──────── STORED DATA

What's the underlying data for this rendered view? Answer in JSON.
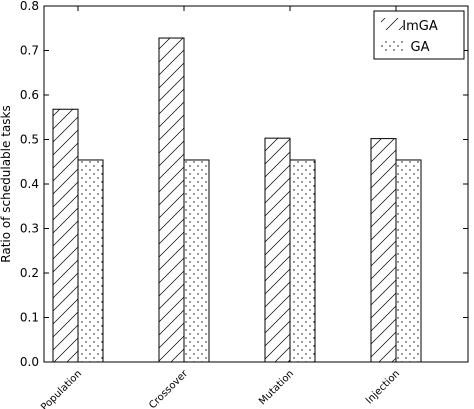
{
  "chart_data": {
    "type": "bar",
    "categories": [
      "Population",
      "Crossover",
      "Mutation",
      "Injection"
    ],
    "series": [
      {
        "name": "ImGA",
        "values": [
          0.568,
          0.728,
          0.503,
          0.502
        ],
        "pattern": "diagonal-hatch"
      },
      {
        "name": "GA",
        "values": [
          0.454,
          0.454,
          0.454,
          0.454
        ],
        "pattern": "dots"
      }
    ],
    "xlabel": "",
    "ylabel": "Ratio of schedulable tasks",
    "ylim": [
      0,
      0.8
    ],
    "yticks": [
      "0.0",
      "0.1",
      "0.2",
      "0.3",
      "0.4",
      "0.5",
      "0.6",
      "0.7",
      "0.8"
    ],
    "grid": false,
    "legend_position": "top-right"
  }
}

────────────────

• GIVEN EXERCISE
Copy every entry word for word, but omit the pictures.

• RESULT
What's the underlying data for this rendered view? Answer in JSON.
{
  "chart_data": {
    "type": "bar",
    "categories": [
      "Population",
      "Crossover",
      "Mutation",
      "Injection"
    ],
    "series": [
      {
        "name": "ImGA",
        "values": [
          0.568,
          0.728,
          0.503,
          0.502
        ],
        "pattern": "diagonal-hatch"
      },
      {
        "name": "GA",
        "values": [
          0.454,
          0.454,
          0.454,
          0.454
        ],
        "pattern": "dots"
      }
    ],
    "xlabel": "",
    "ylabel": "Ratio of schedulable tasks",
    "ylim": [
      0,
      0.8
    ],
    "yticks": [
      "0.0",
      "0.1",
      "0.2",
      "0.3",
      "0.4",
      "0.5",
      "0.6",
      "0.7",
      "0.8"
    ],
    "grid": false,
    "legend_position": "top-right"
  }
}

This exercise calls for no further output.